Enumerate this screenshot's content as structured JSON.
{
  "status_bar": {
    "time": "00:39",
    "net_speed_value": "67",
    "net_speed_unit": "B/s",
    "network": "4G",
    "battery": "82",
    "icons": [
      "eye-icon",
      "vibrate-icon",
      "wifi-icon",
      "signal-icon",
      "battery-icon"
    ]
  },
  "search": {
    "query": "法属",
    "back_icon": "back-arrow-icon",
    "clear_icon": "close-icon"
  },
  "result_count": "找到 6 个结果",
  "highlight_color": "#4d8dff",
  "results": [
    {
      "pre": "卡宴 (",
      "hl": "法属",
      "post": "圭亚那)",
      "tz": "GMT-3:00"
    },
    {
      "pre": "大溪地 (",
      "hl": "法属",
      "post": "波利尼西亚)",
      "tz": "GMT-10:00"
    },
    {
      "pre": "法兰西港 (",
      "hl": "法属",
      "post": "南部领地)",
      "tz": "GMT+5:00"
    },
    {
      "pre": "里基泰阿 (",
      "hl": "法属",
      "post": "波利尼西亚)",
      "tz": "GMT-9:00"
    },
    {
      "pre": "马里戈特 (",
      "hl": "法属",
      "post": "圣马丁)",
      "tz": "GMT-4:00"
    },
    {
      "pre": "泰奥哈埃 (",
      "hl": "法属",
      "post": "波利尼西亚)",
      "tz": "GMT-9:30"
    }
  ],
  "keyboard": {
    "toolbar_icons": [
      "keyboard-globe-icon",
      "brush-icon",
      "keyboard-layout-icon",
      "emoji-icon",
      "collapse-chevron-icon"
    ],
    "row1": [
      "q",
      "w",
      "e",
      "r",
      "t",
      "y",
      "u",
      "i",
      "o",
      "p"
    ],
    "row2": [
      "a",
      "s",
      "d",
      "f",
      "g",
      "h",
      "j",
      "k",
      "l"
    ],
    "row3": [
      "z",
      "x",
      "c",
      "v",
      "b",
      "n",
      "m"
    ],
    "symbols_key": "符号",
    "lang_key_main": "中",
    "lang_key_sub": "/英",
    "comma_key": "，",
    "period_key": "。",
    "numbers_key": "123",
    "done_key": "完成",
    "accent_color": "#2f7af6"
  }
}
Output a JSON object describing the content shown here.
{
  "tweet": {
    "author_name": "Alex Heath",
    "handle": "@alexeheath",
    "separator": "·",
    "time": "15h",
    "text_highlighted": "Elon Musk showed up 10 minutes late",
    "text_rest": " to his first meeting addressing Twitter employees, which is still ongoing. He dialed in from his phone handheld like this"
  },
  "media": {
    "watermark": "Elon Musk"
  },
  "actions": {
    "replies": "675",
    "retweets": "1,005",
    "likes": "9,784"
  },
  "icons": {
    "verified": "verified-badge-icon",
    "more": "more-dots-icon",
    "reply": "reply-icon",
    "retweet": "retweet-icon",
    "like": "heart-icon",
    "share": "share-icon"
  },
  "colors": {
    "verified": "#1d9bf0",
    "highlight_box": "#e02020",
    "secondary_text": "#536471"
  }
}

# [TO DO]
Exactly reproduce every line of the data above.

# [ANSWER]
Enumerate this screenshot's content as structured JSON.
{
  "status_bar": {
    "time": "00:39",
    "net_speed_value": "67",
    "net_speed_unit": "B/s",
    "network": "4G",
    "battery": "82",
    "icons": [
      "eye-icon",
      "vibrate-icon",
      "wifi-icon",
      "signal-icon",
      "battery-icon"
    ]
  },
  "search": {
    "query": "法属",
    "back_icon": "back-arrow-icon",
    "clear_icon": "close-icon"
  },
  "result_count": "找到 6 个结果",
  "highlight_color": "#4d8dff",
  "results": [
    {
      "pre": "卡宴 (",
      "hl": "法属",
      "post": "圭亚那)",
      "tz": "GMT-3:00"
    },
    {
      "pre": "大溪地 (",
      "hl": "法属",
      "post": "波利尼西亚)",
      "tz": "GMT-10:00"
    },
    {
      "pre": "法兰西港 (",
      "hl": "法属",
      "post": "南部领地)",
      "tz": "GMT+5:00"
    },
    {
      "pre": "里基泰阿 (",
      "hl": "法属",
      "post": "波利尼西亚)",
      "tz": "GMT-9:00"
    },
    {
      "pre": "马里戈特 (",
      "hl": "法属",
      "post": "圣马丁)",
      "tz": "GMT-4:00"
    },
    {
      "pre": "泰奥哈埃 (",
      "hl": "法属",
      "post": "波利尼西亚)",
      "tz": "GMT-9:30"
    }
  ],
  "keyboard": {
    "toolbar_icons": [
      "keyboard-globe-icon",
      "brush-icon",
      "keyboard-layout-icon",
      "emoji-icon",
      "collapse-chevron-icon"
    ],
    "row1": [
      "q",
      "w",
      "e",
      "r",
      "t",
      "y",
      "u",
      "i",
      "o",
      "p"
    ],
    "row2": [
      "a",
      "s",
      "d",
      "f",
      "g",
      "h",
      "j",
      "k",
      "l"
    ],
    "row3": [
      "z",
      "x",
      "c",
      "v",
      "b",
      "n",
      "m"
    ],
    "symbols_key": "符号",
    "lang_key_main": "中",
    "lang_key_sub": "/英",
    "comma_key": "，",
    "period_key": "。",
    "numbers_key": "123",
    "done_key": "完成",
    "accent_color": "#2f7af6"
  }
}
Output a JSON object describing the content shown here.
{
  "tweet": {
    "author_name": "Alex Heath",
    "handle": "@alexeheath",
    "separator": "·",
    "time": "15h",
    "text_highlighted": "Elon Musk showed up 10 minutes late",
    "text_rest": " to his first meeting addressing Twitter employees, which is still ongoing. He dialed in from his phone handheld like this"
  },
  "media": {
    "watermark": "Elon Musk"
  },
  "actions": {
    "replies": "675",
    "retweets": "1,005",
    "likes": "9,784"
  },
  "icons": {
    "verified": "verified-badge-icon",
    "more": "more-dots-icon",
    "reply": "reply-icon",
    "retweet": "retweet-icon",
    "like": "heart-icon",
    "share": "share-icon"
  },
  "colors": {
    "verified": "#1d9bf0",
    "highlight_box": "#e02020",
    "secondary_text": "#536471"
  }
}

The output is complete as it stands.